How electric vehicles became subject to EU economic security
EVs in Europe are promoted because they run without burning petroleum and are thought to be friendly to the environment, and the promotion of EVs has been an environmental issue and one not subject to economic security.
But how should we define whether and when certain items, processing procedures, companies or industry sectors have fallen within the scope of economic security policy?
Concerning EV components — particularly batteries and electric motors — and their supply chains, the EU is attempting to regulate procurement of raw materials from the perspective of economic security. The EU had been taking the lead in promoting EVs from the perspective of environmental protection, but faced the rise of Chinese-made EVs and has subsequently added a new focus — economic security.
The EU rushed to deliberate legislative proposals closely related to economic security in September, including the Net-Zero Industry Act, the Critical Raw Materials (CRM) Act and the EU Chips Act.
One of the characteristics of the bloc’s economic security strategy is that it’s tied into policies of tackling climate change, as well as its green deal and circular economy policy packages. In contrast, the link between environmental policies and economic security is lacking in Japan.
Let us first review the latest moves regarding EV battery supply chains before coming back to the policy gap between the EU and Japan.
The Critical Raw Materials Act
On March 16, the European Commission proposed the CRM Act, a set of regulations proposal to reinforce the sustainable and secure supply of CRMs.
The commission is strongly concerned that, while demand for some of these CRMs is forecast to rapidly increase in the coming decades, the EU is dependent on imports from a small number of countries outside the bloc, especially China.
The CRM Act identifies a list of strategic raw materials (SRMs) — CRMs of particularly high strategic significance because they are facing potential supply risks due to difficulty in expanding production.
The listed SRMs are near equivalent to the specified critical products designated under Japan’s economic security promotion act.
The Council of the EU, the European Union’s policymaking body, endorsed its mandate on June 30, and the European Parliament proposed its amendments on Sept. 14. The proposal is now under negotiations.
# # # # #
## WHAT IS ASKED
(1) Translate this sentence from the article on EVs and EU economic security into Spanish: "The listed SRMs are near equivalent to the specified critical products designated under Japan’s economic security promotion act."
(2) According to the article on EVs and EU economic security, on what date did the European Commission propose the CRM Act?
(3) Write the next part of the article on EVs and EU economic security, picking up after its final sentence above.

## DATASET
# # # # #
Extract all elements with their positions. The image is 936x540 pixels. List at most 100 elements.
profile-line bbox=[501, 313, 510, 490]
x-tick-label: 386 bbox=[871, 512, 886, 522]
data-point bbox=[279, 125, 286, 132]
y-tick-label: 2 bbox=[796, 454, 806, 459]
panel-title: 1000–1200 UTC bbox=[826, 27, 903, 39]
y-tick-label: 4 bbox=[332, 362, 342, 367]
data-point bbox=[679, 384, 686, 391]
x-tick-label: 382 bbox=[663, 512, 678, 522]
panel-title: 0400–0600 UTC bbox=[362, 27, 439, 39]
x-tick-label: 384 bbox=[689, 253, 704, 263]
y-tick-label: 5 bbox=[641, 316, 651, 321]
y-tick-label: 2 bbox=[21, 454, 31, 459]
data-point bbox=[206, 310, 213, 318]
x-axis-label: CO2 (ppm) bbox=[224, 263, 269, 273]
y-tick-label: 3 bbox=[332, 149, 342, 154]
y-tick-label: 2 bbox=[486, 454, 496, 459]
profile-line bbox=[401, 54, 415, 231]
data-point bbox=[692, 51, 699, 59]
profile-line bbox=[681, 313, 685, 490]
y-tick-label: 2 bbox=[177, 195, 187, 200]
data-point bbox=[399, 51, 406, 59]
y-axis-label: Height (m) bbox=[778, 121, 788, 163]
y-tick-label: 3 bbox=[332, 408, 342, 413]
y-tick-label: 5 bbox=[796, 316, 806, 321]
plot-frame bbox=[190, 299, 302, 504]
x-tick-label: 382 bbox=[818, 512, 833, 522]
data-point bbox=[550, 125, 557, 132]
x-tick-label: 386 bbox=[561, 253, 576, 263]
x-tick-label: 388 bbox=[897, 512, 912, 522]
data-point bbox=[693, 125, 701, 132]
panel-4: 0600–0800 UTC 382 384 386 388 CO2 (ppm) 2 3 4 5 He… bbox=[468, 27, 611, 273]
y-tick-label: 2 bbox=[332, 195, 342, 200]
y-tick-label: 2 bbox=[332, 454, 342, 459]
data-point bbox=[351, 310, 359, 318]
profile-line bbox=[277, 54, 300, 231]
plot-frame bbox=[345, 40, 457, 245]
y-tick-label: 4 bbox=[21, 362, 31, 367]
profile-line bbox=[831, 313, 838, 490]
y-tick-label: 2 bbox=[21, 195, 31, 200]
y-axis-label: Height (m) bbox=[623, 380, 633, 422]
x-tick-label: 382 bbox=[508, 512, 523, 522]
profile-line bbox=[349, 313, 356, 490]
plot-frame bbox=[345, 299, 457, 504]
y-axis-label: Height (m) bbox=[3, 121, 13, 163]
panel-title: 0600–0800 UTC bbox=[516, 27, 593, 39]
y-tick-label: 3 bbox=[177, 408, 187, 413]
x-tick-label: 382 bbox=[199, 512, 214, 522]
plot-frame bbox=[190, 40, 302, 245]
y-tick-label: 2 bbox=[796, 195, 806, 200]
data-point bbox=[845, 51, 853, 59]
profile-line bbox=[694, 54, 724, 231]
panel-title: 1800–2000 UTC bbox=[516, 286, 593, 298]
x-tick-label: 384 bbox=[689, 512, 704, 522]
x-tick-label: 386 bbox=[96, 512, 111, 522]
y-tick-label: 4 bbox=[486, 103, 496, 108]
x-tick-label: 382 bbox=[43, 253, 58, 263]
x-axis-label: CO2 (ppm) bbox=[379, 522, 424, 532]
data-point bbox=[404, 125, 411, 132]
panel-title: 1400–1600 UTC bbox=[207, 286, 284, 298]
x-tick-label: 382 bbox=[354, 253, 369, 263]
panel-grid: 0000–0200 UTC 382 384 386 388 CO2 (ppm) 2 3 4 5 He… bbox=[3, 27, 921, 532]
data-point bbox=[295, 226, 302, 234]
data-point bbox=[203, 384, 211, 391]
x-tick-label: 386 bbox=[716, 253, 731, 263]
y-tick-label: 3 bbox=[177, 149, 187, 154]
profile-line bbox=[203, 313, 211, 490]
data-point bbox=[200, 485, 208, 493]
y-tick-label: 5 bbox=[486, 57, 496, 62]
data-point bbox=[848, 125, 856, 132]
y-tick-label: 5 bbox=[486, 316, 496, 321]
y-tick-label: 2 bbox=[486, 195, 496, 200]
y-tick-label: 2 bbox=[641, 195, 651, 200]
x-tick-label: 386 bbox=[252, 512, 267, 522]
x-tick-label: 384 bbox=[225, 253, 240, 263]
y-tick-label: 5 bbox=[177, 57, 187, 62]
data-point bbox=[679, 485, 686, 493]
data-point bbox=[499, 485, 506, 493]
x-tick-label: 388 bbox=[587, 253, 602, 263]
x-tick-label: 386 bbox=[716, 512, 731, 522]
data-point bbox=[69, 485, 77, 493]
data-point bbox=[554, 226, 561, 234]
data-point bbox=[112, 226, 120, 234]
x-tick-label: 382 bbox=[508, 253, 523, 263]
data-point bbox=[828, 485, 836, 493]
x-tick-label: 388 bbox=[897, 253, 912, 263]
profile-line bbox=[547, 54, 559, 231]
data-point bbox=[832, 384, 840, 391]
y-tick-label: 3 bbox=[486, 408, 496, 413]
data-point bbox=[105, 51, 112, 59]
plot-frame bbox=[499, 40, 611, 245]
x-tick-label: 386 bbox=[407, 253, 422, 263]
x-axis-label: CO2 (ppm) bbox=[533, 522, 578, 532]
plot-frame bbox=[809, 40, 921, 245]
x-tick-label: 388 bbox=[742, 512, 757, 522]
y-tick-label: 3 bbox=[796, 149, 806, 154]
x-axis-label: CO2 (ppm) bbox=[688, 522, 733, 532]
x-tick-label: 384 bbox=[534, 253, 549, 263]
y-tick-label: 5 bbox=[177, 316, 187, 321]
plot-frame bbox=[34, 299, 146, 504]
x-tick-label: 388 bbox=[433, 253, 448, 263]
# # # # #
## ANSWERS FOR THE EXERCISE
(1) Las SRM enumeradas son casi equivalentes a los productos críticos especificados designados en virtud de la ley de promoción de la seguridad económica de Japón.

(2) March 16.

(3)
In order to explain when and how EV batteries became subject to EU’s economic security policies, three target checkpoints are used in this article: targeted items, geographical areas and the timing factor.
Targeted items
The EU’s act does not only cover EVs but is aimed at safeguarding the bloc’s autonomy over strategic technologies and increasing its self-sufficiency in procuring key raw materials.
Strategic technologies are defined as those underpinning the green and digital transitions of economy, defense and space equipment.
Among EV components, strategic technologies are defined as high-performance batteries and electric motors.
The proposal specifically states that of the 16 materials identified as SRMs, four are used to manufacture EV batteries and one is used in permanent magnets for electric motors.
Items defined as SRMs and CRMs are listed in the annexes to the EU’s proposal, and the SRMs mostly match the list of 11 items — particularly those listed as metal minerals — designated by Japan’s Cabinet Order as specified critical products in December 2022. Those listed by the EU but not by Japan are copper, natural graphite and rare earth elements for permanent magnets.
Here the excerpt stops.